### Problem requirements:
Give only the number of lines in the records below that contain the word "document".
★ ★ ★
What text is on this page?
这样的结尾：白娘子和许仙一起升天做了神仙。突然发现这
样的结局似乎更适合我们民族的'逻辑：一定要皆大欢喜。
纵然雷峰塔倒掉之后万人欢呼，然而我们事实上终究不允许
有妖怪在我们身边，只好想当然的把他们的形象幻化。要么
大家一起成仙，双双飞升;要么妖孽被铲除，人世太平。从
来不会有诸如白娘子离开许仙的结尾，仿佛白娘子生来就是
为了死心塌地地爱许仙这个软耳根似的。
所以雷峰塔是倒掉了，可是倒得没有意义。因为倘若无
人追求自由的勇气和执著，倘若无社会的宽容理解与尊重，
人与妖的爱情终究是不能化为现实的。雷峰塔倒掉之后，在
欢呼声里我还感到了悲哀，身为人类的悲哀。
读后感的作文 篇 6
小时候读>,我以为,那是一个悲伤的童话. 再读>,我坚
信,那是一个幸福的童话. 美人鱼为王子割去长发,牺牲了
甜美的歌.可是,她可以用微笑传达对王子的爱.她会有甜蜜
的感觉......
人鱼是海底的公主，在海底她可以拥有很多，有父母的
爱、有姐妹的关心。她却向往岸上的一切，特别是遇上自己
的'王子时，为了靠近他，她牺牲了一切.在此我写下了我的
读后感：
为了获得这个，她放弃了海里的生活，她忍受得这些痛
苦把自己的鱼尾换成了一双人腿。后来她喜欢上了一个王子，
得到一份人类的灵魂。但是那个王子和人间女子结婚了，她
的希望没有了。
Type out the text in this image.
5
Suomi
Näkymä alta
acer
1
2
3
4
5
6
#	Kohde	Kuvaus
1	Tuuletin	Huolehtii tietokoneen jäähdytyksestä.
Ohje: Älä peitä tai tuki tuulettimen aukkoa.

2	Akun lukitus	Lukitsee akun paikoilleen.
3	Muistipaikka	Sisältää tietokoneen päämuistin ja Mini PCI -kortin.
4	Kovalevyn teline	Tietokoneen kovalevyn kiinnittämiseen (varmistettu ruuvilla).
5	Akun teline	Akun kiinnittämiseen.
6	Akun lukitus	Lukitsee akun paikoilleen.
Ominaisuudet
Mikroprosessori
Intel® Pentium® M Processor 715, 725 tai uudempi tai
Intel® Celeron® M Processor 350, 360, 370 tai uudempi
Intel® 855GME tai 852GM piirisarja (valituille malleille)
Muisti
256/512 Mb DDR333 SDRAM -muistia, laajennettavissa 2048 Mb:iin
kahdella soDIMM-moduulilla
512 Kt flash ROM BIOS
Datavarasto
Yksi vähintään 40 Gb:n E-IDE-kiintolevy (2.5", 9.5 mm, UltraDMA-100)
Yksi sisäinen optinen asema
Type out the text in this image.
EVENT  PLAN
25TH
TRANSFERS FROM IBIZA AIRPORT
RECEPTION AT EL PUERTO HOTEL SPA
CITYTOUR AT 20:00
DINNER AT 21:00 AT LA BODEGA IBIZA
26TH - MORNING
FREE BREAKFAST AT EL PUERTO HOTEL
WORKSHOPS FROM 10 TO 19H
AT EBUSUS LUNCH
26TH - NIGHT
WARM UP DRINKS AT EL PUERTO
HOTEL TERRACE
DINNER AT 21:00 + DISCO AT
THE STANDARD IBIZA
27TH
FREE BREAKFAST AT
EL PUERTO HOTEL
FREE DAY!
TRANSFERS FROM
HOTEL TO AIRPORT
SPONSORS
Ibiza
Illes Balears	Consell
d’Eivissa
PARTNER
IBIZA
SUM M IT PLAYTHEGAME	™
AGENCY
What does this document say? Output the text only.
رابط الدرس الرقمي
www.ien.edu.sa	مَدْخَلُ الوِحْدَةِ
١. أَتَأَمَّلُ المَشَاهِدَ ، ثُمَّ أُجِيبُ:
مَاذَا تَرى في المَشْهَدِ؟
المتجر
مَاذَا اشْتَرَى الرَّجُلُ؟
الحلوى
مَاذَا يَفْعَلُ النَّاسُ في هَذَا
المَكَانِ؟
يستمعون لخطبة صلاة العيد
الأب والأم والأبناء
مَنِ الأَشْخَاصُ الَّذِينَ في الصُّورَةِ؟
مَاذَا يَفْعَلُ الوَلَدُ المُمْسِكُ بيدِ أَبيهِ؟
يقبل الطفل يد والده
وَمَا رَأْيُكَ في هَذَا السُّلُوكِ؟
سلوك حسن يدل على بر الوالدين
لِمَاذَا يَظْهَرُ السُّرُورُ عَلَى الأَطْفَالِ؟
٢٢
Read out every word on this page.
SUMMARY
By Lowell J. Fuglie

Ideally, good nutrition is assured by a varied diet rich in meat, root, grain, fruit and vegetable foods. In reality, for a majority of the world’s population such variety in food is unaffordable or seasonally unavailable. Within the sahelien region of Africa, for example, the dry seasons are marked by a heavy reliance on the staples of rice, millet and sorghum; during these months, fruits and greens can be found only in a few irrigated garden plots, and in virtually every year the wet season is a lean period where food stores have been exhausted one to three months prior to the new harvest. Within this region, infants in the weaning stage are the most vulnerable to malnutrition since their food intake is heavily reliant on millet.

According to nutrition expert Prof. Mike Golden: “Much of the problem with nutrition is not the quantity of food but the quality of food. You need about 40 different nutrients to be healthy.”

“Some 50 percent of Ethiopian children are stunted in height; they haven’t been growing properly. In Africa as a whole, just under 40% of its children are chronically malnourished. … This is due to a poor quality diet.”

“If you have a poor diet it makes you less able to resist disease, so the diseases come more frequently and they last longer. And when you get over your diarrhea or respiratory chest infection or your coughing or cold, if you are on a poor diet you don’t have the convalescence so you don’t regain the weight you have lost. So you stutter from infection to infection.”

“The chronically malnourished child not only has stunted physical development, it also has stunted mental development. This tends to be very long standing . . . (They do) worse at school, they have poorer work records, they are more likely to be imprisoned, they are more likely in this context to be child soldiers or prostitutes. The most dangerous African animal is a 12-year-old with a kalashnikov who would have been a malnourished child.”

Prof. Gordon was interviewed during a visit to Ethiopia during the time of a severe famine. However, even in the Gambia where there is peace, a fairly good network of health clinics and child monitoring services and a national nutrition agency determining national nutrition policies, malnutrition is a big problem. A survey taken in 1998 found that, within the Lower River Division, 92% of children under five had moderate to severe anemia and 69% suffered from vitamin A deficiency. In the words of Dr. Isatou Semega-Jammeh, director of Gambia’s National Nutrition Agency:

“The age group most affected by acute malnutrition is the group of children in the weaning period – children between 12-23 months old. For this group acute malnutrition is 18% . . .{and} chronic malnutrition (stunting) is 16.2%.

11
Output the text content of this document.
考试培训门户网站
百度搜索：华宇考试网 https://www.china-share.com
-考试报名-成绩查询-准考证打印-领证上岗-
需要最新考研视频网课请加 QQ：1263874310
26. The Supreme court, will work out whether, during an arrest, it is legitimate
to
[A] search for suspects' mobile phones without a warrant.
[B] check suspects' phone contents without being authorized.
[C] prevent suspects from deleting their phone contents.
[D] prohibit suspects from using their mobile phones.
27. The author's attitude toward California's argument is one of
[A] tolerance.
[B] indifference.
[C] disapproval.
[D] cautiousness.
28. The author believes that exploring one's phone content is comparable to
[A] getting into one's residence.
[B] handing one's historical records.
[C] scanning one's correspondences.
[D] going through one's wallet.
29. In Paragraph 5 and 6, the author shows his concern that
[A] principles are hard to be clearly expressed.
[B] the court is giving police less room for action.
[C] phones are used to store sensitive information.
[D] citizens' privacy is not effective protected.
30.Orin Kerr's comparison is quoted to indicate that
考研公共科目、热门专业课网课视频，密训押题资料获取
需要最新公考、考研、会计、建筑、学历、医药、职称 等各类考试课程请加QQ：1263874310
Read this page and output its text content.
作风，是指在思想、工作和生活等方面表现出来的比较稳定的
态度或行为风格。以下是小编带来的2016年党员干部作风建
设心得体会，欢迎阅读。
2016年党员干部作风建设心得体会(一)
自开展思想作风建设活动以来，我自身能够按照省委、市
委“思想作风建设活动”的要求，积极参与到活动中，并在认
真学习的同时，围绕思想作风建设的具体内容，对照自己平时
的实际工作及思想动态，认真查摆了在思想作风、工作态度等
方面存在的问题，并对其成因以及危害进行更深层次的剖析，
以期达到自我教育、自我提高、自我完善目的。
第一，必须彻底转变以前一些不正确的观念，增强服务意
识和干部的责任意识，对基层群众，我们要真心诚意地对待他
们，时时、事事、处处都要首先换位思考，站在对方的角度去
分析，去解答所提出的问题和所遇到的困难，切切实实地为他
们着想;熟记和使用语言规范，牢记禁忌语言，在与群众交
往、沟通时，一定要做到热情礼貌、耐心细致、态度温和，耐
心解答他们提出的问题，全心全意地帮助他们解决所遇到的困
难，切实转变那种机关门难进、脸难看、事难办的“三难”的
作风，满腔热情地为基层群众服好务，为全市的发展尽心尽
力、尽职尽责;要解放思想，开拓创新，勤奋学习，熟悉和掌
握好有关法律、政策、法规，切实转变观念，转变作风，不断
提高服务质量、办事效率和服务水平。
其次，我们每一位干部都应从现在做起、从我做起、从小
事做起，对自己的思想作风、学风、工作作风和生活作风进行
★ ★ ★
### Task result:
2